How many lines of these records hold the string "我深刻认识到"? Reply with the number alone.

━━━ Data ━━━

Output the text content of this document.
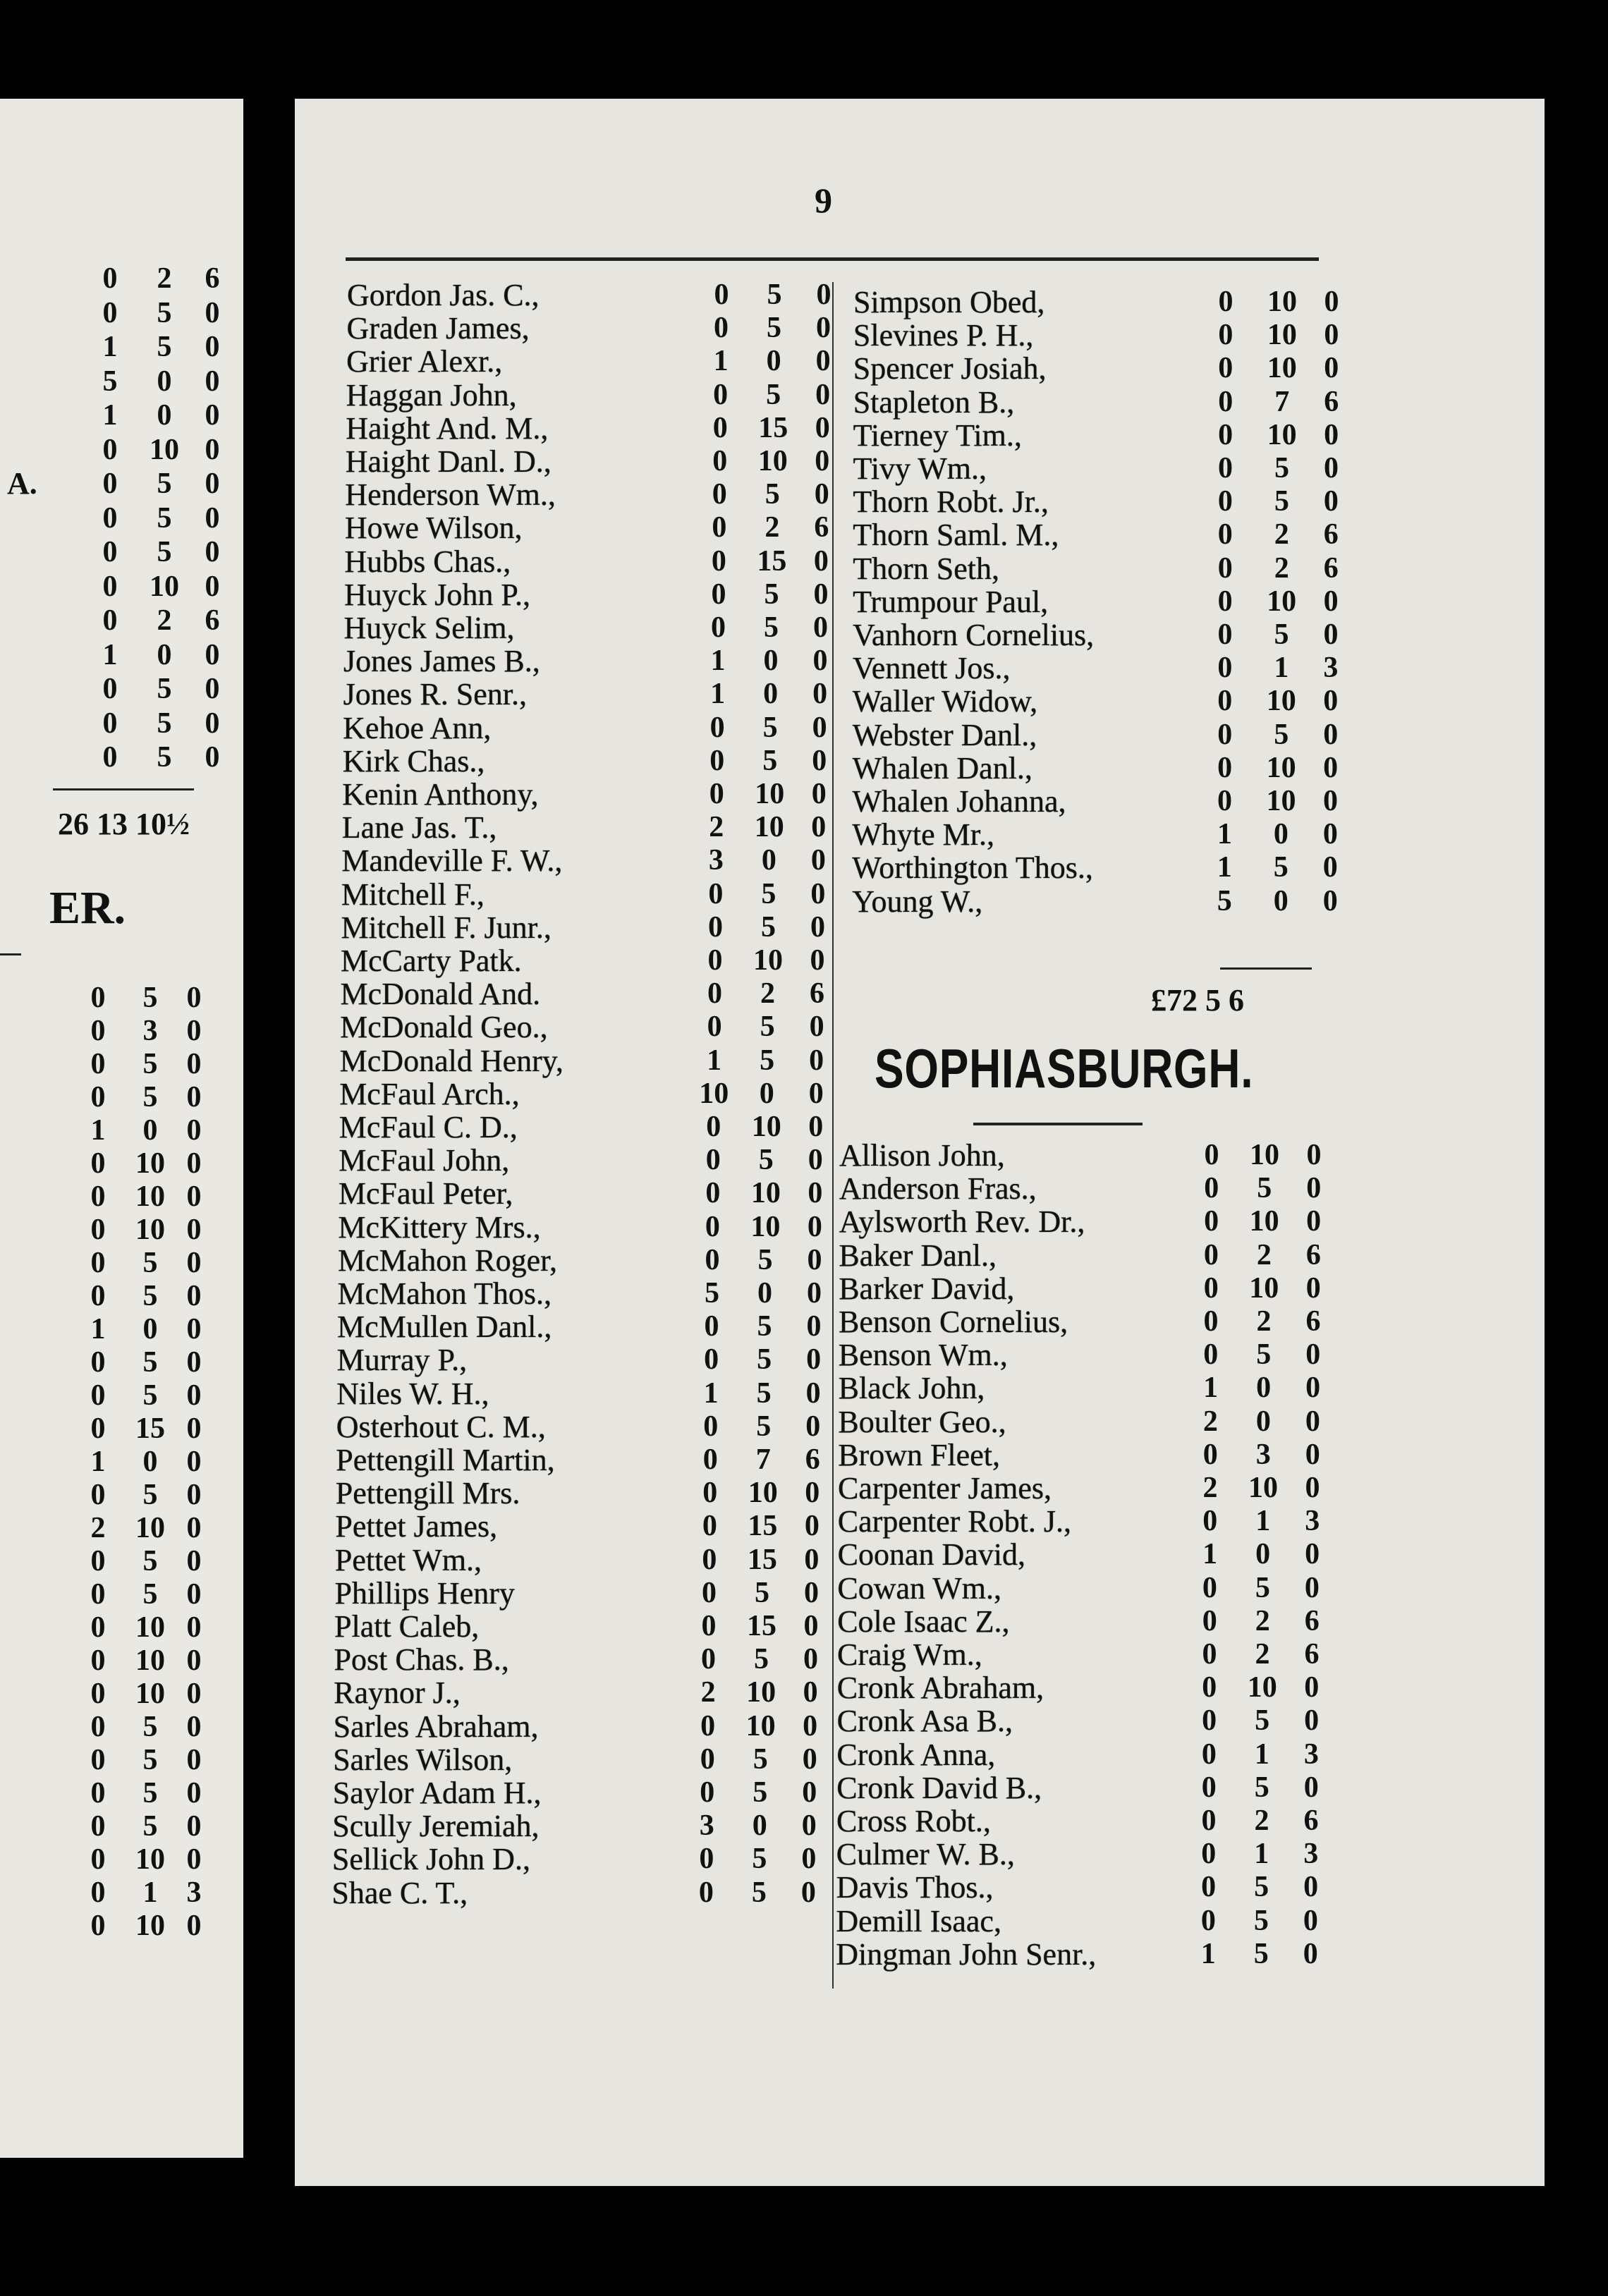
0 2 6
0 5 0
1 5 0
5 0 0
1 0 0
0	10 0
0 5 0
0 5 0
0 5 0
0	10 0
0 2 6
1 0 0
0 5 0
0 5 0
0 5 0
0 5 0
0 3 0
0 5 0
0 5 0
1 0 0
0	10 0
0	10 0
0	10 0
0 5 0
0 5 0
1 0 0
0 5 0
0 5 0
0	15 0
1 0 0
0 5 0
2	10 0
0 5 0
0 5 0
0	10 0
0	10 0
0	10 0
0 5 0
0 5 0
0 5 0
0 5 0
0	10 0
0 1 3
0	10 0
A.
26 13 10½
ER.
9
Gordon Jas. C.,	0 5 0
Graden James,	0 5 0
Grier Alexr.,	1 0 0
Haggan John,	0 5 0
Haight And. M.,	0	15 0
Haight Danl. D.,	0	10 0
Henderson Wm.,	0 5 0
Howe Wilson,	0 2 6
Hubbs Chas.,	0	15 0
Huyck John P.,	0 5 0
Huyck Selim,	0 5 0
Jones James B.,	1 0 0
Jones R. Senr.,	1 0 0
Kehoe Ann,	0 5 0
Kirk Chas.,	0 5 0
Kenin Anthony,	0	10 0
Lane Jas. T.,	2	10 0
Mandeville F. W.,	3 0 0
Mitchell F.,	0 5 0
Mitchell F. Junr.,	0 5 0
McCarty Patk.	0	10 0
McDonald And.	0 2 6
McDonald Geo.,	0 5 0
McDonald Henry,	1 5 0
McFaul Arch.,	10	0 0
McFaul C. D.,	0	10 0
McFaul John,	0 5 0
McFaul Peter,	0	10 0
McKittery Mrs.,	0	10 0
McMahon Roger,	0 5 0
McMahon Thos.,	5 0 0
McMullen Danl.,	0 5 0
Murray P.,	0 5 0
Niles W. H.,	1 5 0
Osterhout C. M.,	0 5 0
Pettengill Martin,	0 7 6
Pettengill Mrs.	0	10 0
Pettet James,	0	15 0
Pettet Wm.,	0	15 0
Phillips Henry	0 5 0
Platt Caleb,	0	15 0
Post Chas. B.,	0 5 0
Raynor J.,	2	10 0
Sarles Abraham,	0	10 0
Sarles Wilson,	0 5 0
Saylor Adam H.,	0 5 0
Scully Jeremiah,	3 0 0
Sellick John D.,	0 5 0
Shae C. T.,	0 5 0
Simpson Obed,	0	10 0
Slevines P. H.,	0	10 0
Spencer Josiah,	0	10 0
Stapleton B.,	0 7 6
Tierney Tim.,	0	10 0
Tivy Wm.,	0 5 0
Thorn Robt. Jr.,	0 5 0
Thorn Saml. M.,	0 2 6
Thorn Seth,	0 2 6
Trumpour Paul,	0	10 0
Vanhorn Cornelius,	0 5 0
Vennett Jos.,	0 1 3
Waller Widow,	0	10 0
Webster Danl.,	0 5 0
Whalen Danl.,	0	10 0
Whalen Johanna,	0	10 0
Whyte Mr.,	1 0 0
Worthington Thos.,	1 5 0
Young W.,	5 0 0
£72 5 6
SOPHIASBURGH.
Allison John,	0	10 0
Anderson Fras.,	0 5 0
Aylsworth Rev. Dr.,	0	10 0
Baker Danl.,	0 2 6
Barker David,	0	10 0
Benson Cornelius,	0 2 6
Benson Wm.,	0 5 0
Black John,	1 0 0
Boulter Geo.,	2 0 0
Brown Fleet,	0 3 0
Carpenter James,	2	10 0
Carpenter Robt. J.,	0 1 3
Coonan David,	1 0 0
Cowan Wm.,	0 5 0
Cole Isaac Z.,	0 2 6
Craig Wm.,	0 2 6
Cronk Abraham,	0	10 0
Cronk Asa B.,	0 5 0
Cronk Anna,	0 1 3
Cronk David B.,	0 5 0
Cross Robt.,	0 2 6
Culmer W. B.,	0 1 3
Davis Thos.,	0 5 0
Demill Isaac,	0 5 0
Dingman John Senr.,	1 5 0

━━━
━━━ Data ━━━

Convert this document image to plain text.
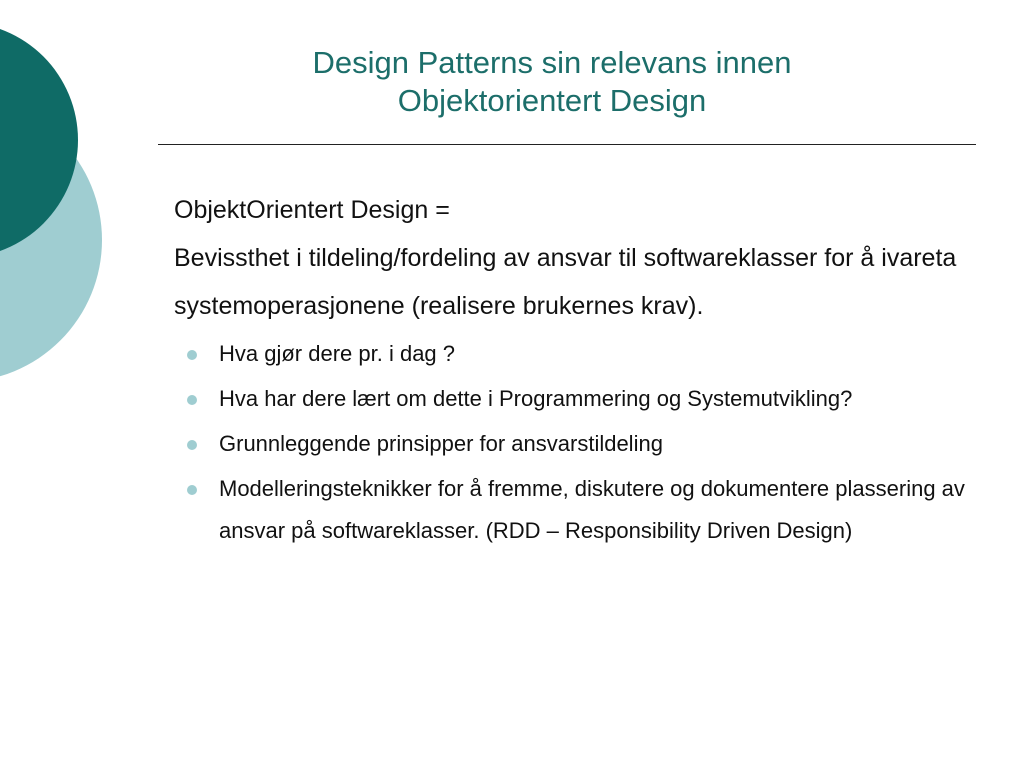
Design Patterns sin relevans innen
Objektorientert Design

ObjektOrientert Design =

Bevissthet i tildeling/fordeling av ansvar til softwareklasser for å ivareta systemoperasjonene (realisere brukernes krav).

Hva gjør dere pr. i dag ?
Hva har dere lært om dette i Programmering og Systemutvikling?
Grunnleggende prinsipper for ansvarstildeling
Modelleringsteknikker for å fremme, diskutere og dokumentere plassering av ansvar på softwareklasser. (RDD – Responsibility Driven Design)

━━━
━━━ Data ━━━

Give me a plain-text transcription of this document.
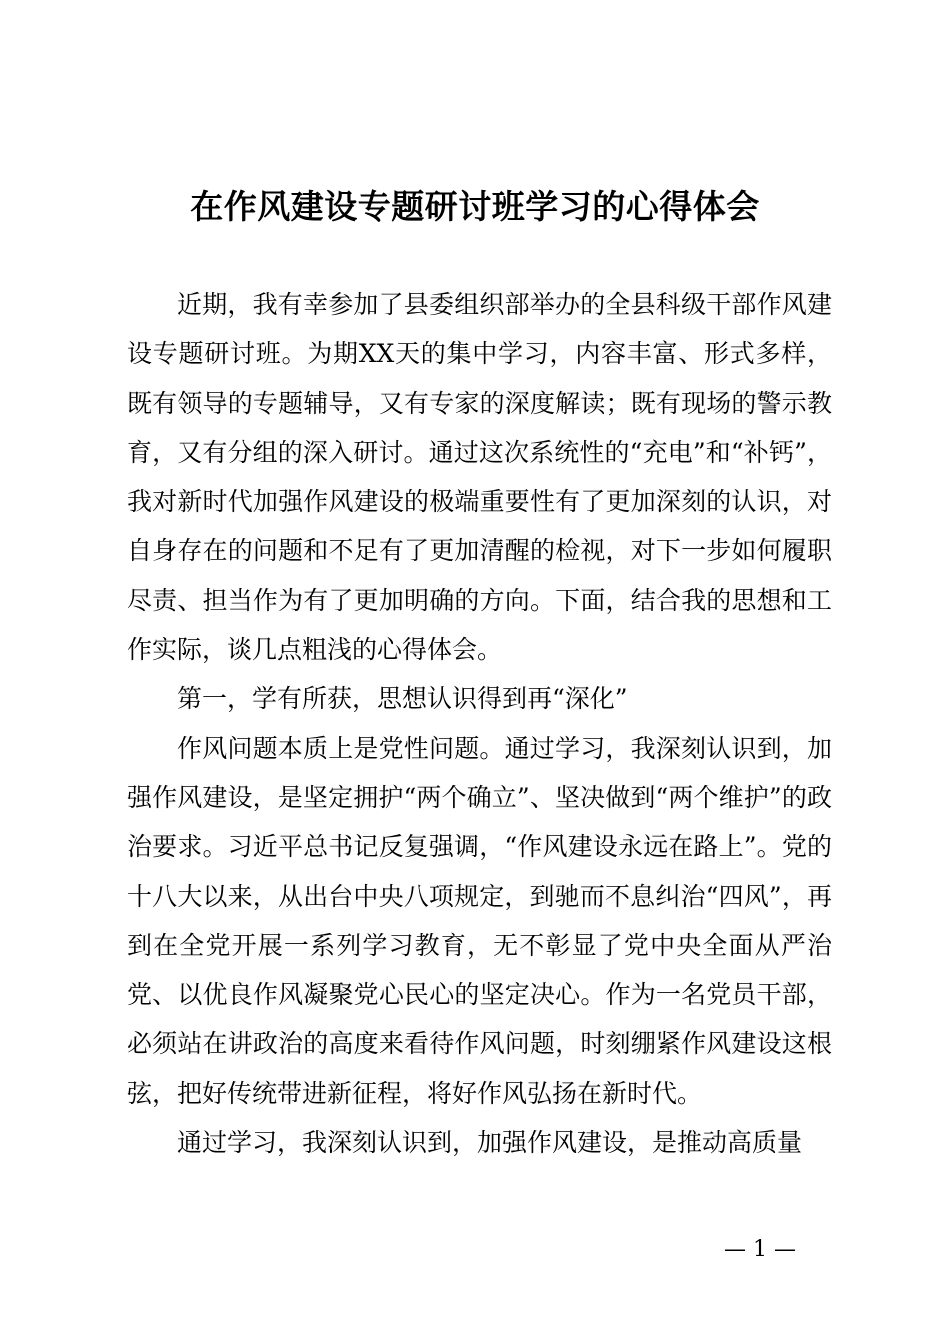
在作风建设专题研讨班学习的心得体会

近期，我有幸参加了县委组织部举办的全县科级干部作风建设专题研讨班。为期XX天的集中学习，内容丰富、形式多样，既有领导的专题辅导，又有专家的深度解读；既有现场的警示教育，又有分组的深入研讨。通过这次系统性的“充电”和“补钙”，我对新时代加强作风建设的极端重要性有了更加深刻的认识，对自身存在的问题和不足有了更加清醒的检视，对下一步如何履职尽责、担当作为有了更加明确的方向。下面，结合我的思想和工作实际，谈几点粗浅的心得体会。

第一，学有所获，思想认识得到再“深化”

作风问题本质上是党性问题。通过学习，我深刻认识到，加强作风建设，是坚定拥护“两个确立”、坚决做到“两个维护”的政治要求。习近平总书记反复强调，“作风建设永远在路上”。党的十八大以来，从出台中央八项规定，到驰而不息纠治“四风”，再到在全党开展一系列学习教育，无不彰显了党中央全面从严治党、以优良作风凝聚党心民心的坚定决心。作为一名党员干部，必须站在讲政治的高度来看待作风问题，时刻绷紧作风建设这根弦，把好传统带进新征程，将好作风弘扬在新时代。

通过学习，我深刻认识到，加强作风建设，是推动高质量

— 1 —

━━━

- **The reply**
2